The clutches may provide a breakaway resistance at all respective relational positions between the tilt mechanism and the control shaft. Alternatively, a clutch may provide substantially no breakaway resistance at any relational position other than one particular relational position. Thus, when the position of the control shaft and the state of a respective tilt mechanism for a particular tilt angle has a predetermined relationship, then the clutch engages the control shaft with the respective tilt mechanism up to a breakaway resistance. Providing a force to the louvers to overcome the breakaway resistance allows the respective tilt mechanism and the tilt of the louvers to change relative to the control shaft and then freely move.

Each respective clutch may include a mechanical engagement. Additionally or alternatively, each respective clutch may include a magnetic engagement. The engagement may alternatively be electromagnetic and be controlled to selectively allow slip.

Respective clutches may be provided between respective actuators and respective tilt mechanisms, selectively connecting actuators to respective tilt mechanisms. Respective clutches may also or alternatively be provided at the output of the control shaft between the control shaft and the respective actuators.

### Stored rows
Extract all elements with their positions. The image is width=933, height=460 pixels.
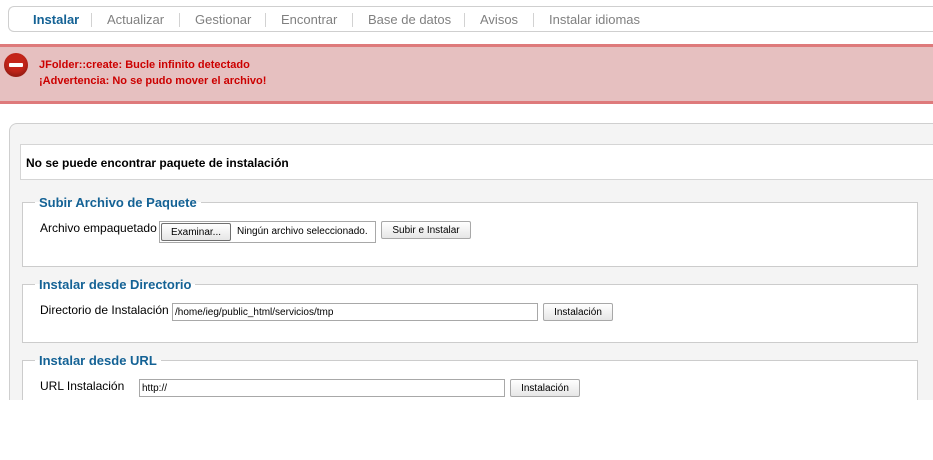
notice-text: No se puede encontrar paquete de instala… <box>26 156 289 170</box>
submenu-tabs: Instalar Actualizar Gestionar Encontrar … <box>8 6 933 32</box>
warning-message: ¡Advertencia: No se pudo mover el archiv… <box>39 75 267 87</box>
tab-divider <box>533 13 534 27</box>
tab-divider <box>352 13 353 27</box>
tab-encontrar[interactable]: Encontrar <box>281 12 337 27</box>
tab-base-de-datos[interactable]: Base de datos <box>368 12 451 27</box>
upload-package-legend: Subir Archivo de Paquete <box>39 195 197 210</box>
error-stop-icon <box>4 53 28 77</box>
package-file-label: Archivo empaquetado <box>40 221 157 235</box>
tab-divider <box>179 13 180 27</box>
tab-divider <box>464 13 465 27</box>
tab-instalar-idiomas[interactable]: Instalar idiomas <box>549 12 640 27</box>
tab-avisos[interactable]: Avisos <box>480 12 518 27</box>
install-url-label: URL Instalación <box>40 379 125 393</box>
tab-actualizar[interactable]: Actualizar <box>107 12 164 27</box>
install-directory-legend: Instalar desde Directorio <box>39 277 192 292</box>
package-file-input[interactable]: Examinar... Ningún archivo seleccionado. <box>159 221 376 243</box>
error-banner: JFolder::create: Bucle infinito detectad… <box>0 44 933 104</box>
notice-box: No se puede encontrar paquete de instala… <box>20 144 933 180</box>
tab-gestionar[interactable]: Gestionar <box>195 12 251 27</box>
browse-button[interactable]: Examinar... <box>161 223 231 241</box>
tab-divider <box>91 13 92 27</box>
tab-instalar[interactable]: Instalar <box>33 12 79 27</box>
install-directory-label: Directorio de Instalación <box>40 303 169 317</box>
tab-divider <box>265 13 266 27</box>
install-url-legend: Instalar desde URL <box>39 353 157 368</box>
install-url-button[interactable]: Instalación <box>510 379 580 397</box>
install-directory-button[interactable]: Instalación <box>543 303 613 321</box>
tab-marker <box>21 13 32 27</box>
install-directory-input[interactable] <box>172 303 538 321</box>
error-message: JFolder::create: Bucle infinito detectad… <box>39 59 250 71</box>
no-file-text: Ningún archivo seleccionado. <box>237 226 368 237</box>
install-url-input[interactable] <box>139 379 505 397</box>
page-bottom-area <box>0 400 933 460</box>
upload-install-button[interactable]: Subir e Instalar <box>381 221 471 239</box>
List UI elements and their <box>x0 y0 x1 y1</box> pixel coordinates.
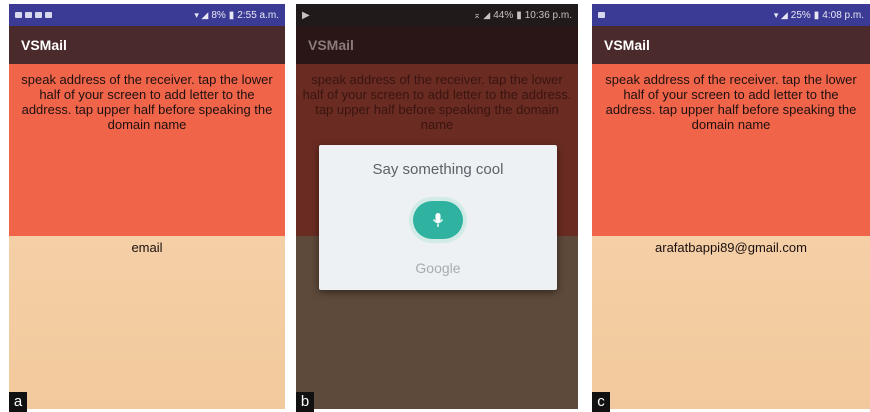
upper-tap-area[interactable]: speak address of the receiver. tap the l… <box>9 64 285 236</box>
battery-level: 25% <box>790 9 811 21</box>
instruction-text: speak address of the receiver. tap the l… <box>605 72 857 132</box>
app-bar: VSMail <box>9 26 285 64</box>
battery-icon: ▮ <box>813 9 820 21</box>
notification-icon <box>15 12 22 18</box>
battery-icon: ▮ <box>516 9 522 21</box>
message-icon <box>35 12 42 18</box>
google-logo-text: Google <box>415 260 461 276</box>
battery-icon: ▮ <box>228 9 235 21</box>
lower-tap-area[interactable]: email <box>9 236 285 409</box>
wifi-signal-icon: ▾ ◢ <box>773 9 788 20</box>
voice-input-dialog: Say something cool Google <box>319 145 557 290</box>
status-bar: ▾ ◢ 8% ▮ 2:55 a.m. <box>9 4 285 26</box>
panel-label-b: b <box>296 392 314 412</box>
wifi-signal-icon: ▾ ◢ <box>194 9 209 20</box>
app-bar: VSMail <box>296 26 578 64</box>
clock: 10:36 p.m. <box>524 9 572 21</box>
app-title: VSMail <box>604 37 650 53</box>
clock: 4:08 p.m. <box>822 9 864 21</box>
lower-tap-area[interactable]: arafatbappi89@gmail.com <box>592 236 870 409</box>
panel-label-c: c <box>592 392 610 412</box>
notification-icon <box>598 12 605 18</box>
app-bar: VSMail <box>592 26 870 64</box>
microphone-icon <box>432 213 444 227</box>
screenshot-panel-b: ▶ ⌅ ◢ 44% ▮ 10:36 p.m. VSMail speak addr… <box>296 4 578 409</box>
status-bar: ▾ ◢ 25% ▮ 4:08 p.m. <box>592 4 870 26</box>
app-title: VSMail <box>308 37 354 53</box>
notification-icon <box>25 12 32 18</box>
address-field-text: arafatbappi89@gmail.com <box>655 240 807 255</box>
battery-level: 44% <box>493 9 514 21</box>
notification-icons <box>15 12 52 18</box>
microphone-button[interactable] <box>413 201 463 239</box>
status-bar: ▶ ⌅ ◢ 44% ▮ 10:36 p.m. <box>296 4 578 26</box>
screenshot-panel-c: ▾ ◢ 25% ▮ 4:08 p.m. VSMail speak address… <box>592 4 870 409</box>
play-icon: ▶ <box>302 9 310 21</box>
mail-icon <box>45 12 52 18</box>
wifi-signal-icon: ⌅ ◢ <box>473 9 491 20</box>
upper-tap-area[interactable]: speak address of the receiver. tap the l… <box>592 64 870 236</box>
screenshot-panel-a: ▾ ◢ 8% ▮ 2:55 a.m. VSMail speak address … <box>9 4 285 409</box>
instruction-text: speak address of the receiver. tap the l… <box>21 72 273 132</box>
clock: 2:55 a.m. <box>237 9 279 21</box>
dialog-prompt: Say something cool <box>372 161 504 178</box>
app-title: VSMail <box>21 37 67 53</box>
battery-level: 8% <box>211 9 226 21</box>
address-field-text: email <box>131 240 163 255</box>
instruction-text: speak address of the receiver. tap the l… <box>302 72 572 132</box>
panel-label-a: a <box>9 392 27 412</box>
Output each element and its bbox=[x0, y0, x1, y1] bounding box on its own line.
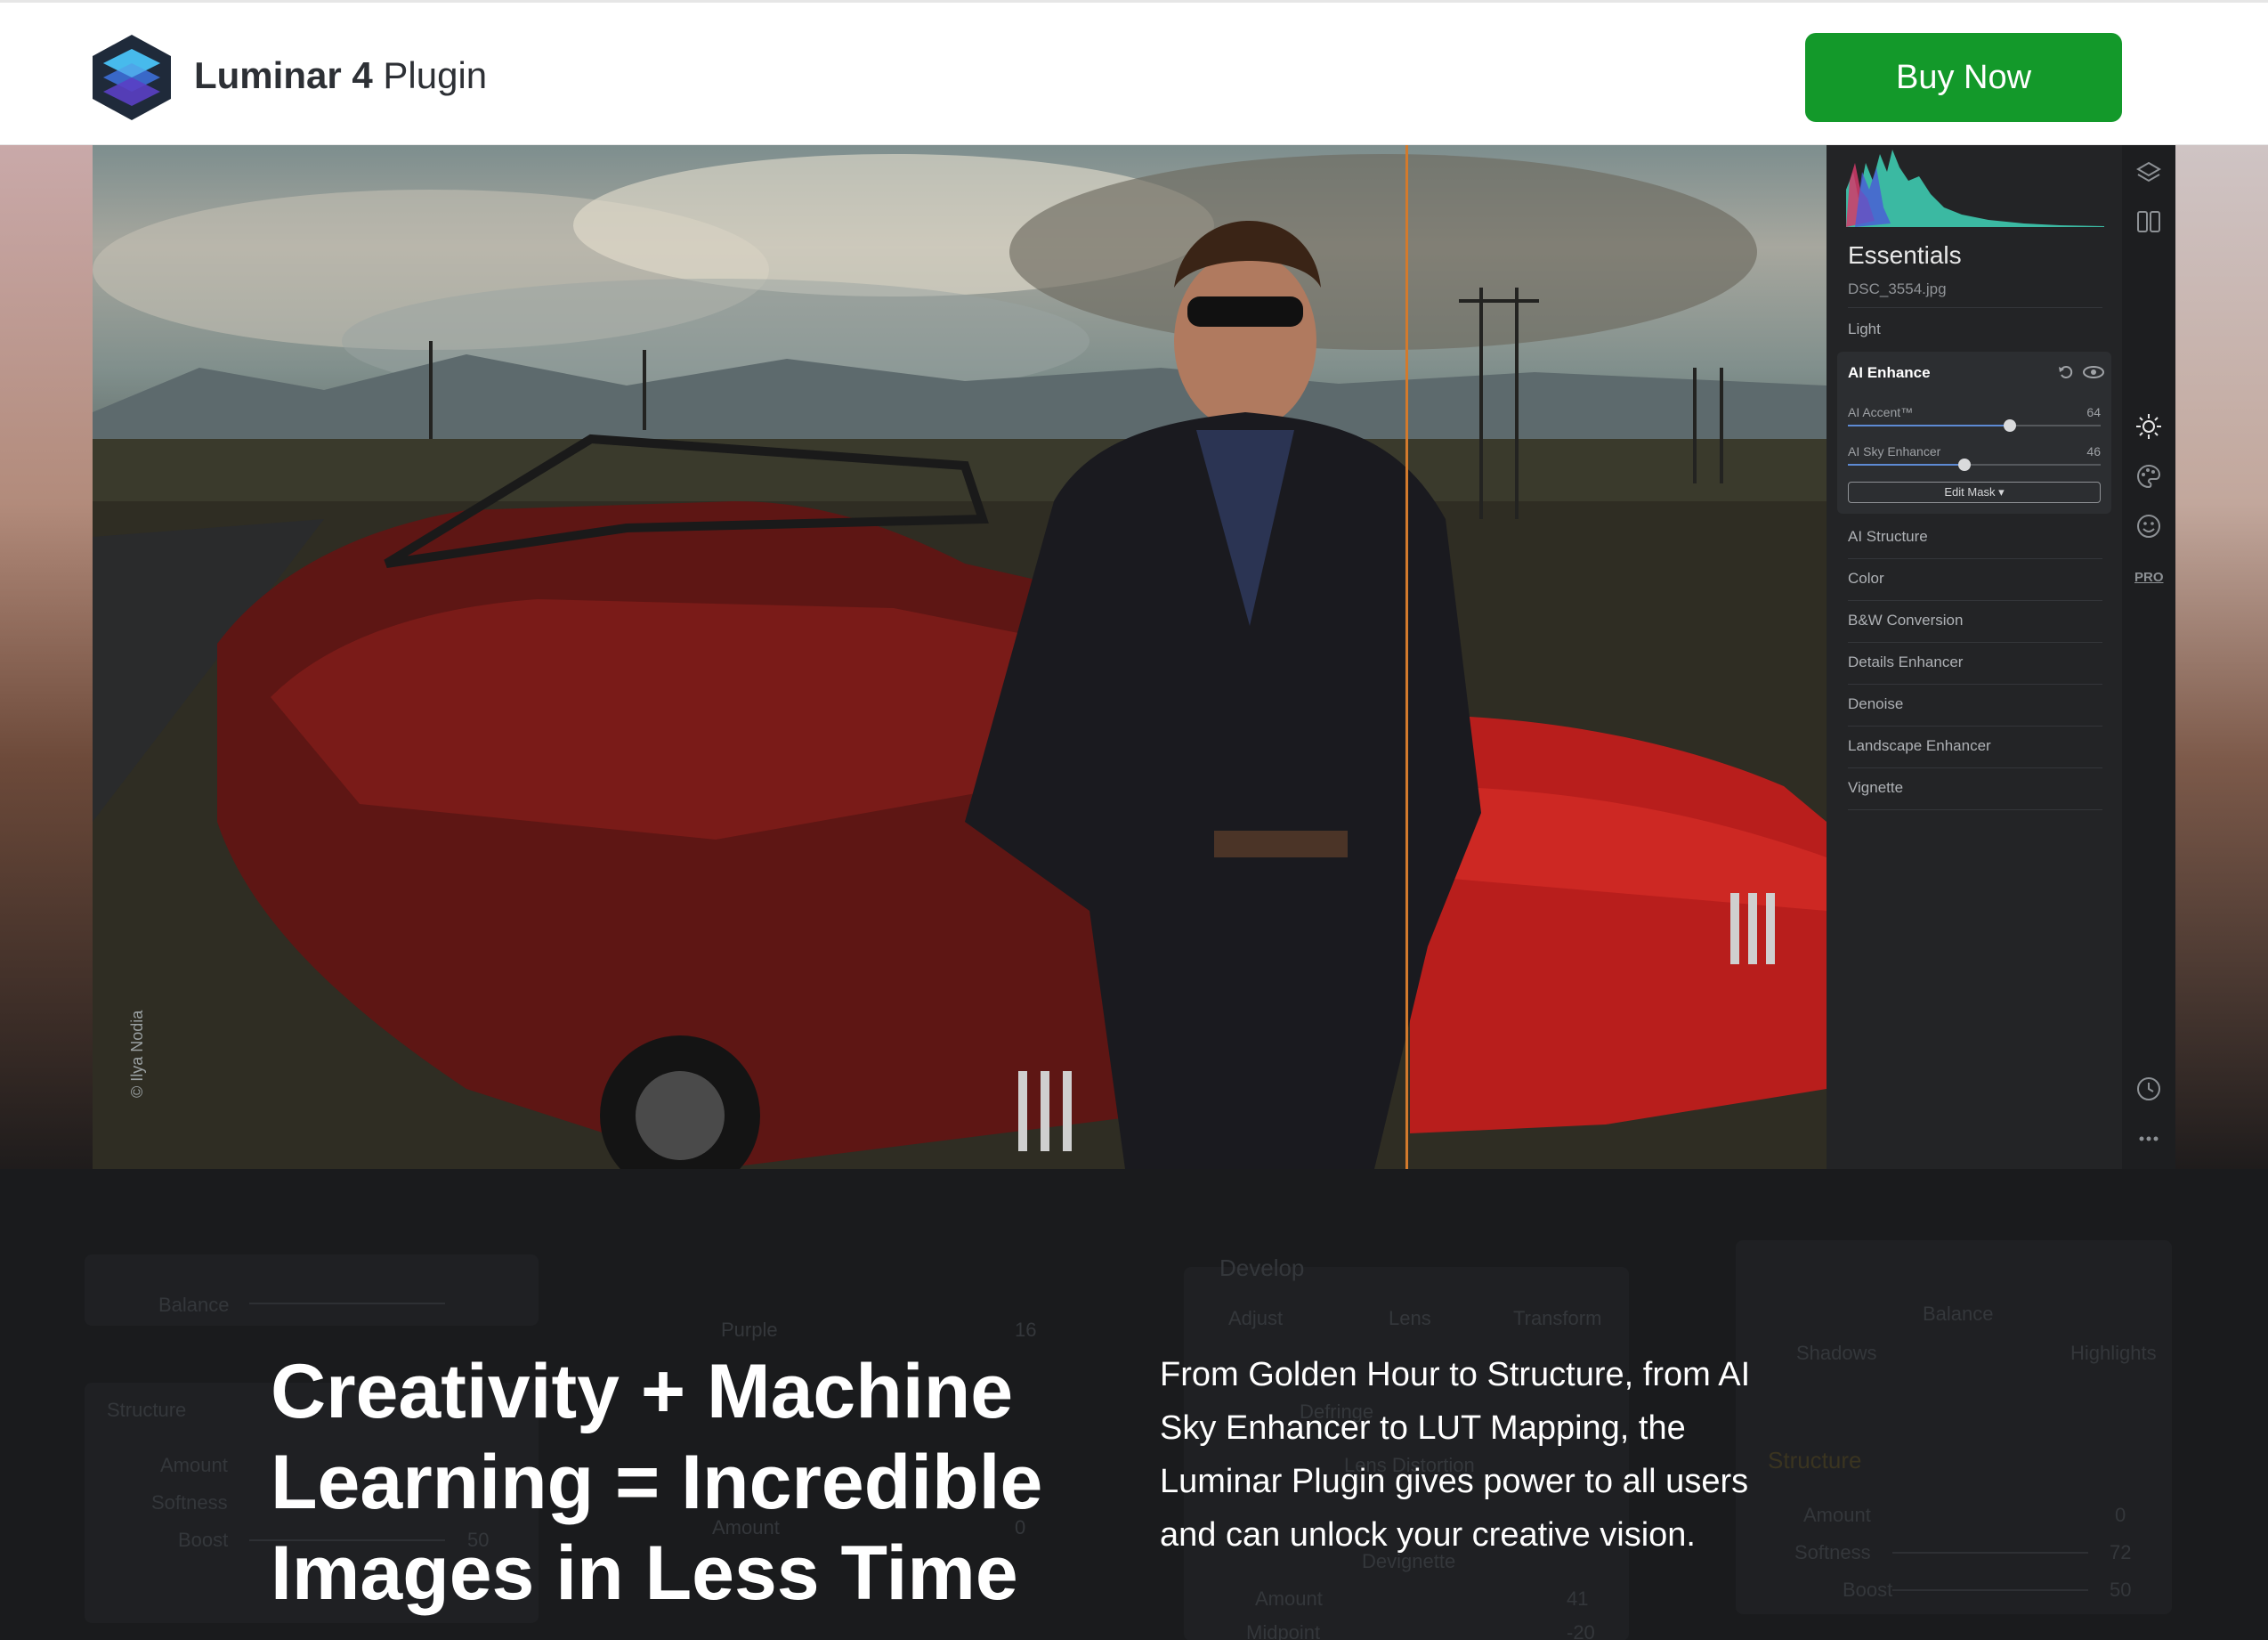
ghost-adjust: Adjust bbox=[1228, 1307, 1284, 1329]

### Exercise tasks
A. Print the passage on louver tilt clutches word for word, starting at "The clutches may" and ending at "then freely move.".
B. Carry on the passage about clutches in the louver tilt mechanism from its final sentence.

### Answers to the exercise
A.
The clutches may provide a breakaway resistance at all respective relational positions between the tilt mechanism and the control shaft. Alternatively, a clutch may provide substantially no breakaway resistance at any relational position other than one particular relational position. Thus, when the position of the control shaft and the state of a respective tilt mechanism for a particular tilt angle has a predetermined relationship, then the clutch engages the control shaft with the respective tilt mechanism up to a breakaway resistance. Providing a force to the louvers to overcome the breakaway resistance allows the respective tilt mechanism and the tilt of the louvers to change relative to the control shaft and then freely move.

B.
Where respective actuators are provided for respective shutter panels and those actuators operate respective tilt mechanisms by translating towards and away from a respective shutter panel substantially perpendicular to the axes of the louvers, each respective actuator may include one of a recess or a protrusion for engaging with a mating protrusion or recess respectively in a portion of the respective tilt mechanism. Where the tilt mechanism is provided with a tab, the mating respective protrusion or recess may be provided by that tab. This arrangement is useful for when the tilt mechanism, with its respective shutter panel, pivots away from its frame or architectural support. The tilt mechanism and actuator easily disengage and can re-engage when the shutter panel is swung shut again.

During operation of the shutter assembly, by operating the control shaft between two opposite limits for opposite tilts of the plurality of louvers, it is possible to ensure that any disengaged mating protrusions and recesses are reengaged so that, once again, the control shaft can operate the respective tilt mechanisms and louvers.

While the mating protrusion and recess are engaged with one another, translation of the actuator under control of the control shaft will operate the respective tilt mechanism. However, manual direct operation of the louvers and the respective tilt mechanism can be used to overcome the breakaway resistance of the mated protrusion and recess so that the protrusion and recess become disengaged from one another, thereby allowing the respective plurality of louvers and tilt mechanism to operate independently of movement of the control shaft. Alternatively, if clutches are provided at the output of the control shaft, the protrusions and recesses may remain engaged whilst manual operation is achieved by slip of the respective clutches.

One or both of the respective protrusion and recess may be a magnetic component. This improves positive engagement between the protrusion and recess.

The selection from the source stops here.